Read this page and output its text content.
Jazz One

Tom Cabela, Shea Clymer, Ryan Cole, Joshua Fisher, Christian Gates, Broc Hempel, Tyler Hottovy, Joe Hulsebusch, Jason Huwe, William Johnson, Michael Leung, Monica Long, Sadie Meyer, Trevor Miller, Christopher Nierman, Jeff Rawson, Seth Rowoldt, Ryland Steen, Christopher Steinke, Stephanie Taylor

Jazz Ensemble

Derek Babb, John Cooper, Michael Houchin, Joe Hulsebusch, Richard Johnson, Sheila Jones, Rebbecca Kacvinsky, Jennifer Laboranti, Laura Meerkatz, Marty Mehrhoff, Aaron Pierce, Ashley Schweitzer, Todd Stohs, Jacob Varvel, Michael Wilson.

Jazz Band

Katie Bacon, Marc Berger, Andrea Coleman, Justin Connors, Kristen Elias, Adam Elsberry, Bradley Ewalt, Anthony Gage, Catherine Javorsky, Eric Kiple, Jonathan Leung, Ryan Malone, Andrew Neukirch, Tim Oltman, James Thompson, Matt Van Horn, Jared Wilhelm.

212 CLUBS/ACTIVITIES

§ §

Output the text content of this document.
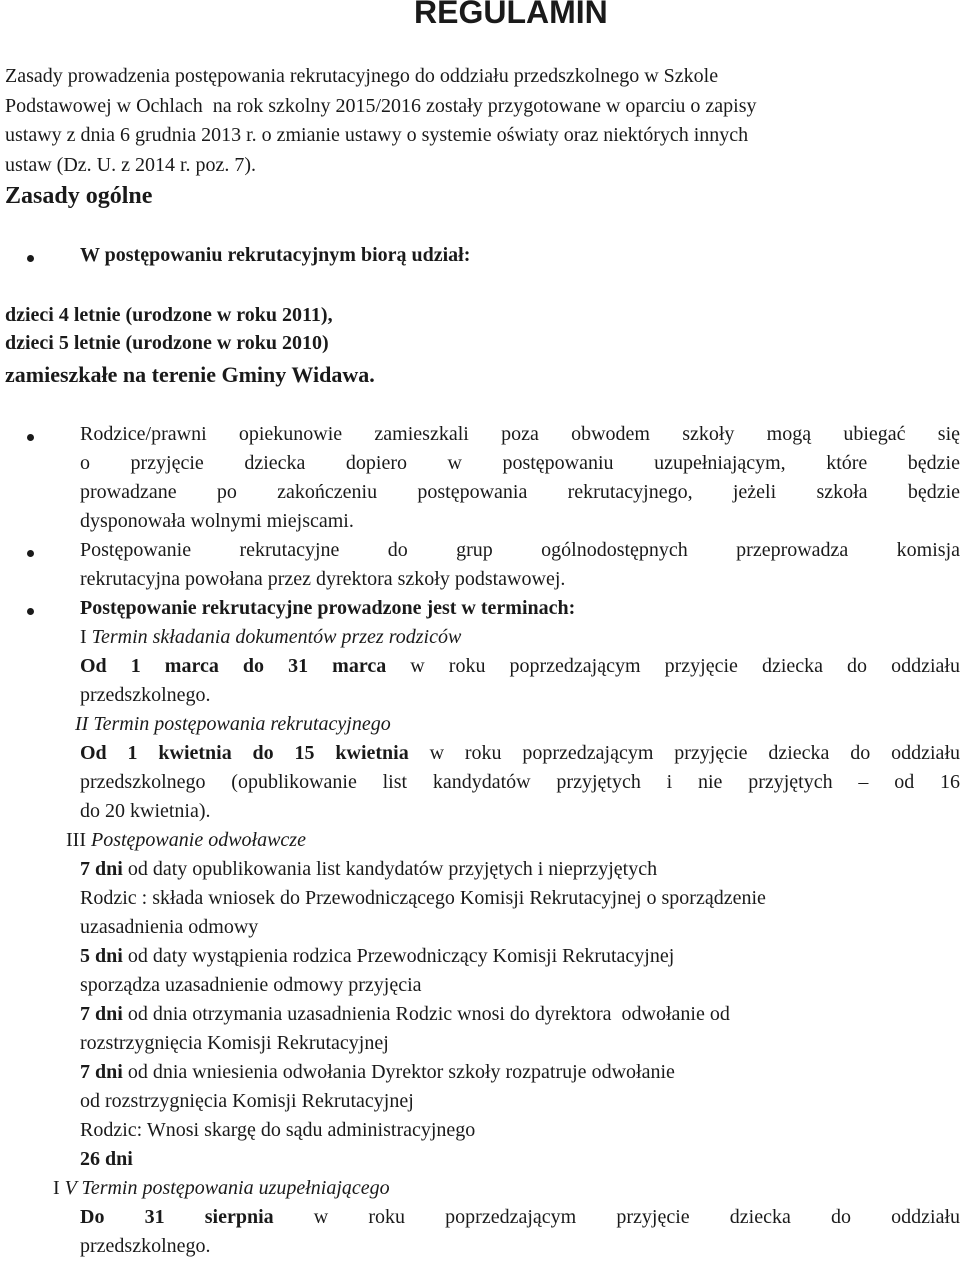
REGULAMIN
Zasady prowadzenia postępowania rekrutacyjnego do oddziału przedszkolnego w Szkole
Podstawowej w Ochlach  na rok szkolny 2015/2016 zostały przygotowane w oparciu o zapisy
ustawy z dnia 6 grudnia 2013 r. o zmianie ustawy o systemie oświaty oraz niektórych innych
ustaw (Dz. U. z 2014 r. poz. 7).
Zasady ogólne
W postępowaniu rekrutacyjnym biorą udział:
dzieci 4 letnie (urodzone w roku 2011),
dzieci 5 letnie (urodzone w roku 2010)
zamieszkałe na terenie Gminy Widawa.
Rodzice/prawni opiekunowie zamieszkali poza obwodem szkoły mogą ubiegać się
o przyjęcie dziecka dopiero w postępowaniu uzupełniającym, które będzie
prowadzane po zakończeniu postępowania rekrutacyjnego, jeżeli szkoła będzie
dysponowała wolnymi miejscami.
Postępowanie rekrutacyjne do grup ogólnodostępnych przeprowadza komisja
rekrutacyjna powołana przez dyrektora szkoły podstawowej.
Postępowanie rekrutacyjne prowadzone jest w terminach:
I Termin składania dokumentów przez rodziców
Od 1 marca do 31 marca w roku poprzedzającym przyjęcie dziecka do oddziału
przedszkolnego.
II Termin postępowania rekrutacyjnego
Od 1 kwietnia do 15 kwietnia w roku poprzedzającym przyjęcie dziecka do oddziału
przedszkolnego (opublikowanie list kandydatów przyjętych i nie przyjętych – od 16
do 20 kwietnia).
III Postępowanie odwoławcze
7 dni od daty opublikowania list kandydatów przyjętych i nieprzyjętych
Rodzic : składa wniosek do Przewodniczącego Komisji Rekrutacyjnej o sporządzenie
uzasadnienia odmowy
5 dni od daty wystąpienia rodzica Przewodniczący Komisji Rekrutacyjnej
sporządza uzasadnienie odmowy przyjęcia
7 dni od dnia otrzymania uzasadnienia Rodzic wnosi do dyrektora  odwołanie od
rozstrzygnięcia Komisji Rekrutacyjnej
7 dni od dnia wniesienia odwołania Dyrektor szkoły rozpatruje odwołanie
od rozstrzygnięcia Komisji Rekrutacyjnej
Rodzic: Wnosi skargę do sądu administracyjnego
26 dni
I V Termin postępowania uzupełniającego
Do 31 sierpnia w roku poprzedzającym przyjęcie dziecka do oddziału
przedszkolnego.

§ §

**Exercise objective:**
Scan the material above for the word "Hulsebusch". Copy each line where it occurs.

**Solved problem:**
Tom Cabela, Shea Clymer, Ryan Cole, Joshua Fisher, Christian Gates, Broc Hempel, Tyler Hottovy, Joe Hulsebusch, Jason Huwe, William Johnson, Michael Leung, Monica Long, Sadie Meyer, Trevor Miller, Christopher Nierman, Jeff Rawson, Seth Rowoldt, Ryland Steen, Christopher Steinke, Stephanie Taylor
Derek Babb, John Cooper, Michael Houchin, Joe Hulsebusch, Richard Johnson, Sheila Jones, Rebbecca Kacvinsky, Jennifer Laboranti, Laura Meerkatz, Marty Mehrhoff, Aaron Pierce, Ashley Schweitzer, Todd Stohs, Jacob Varvel, Michael Wilson.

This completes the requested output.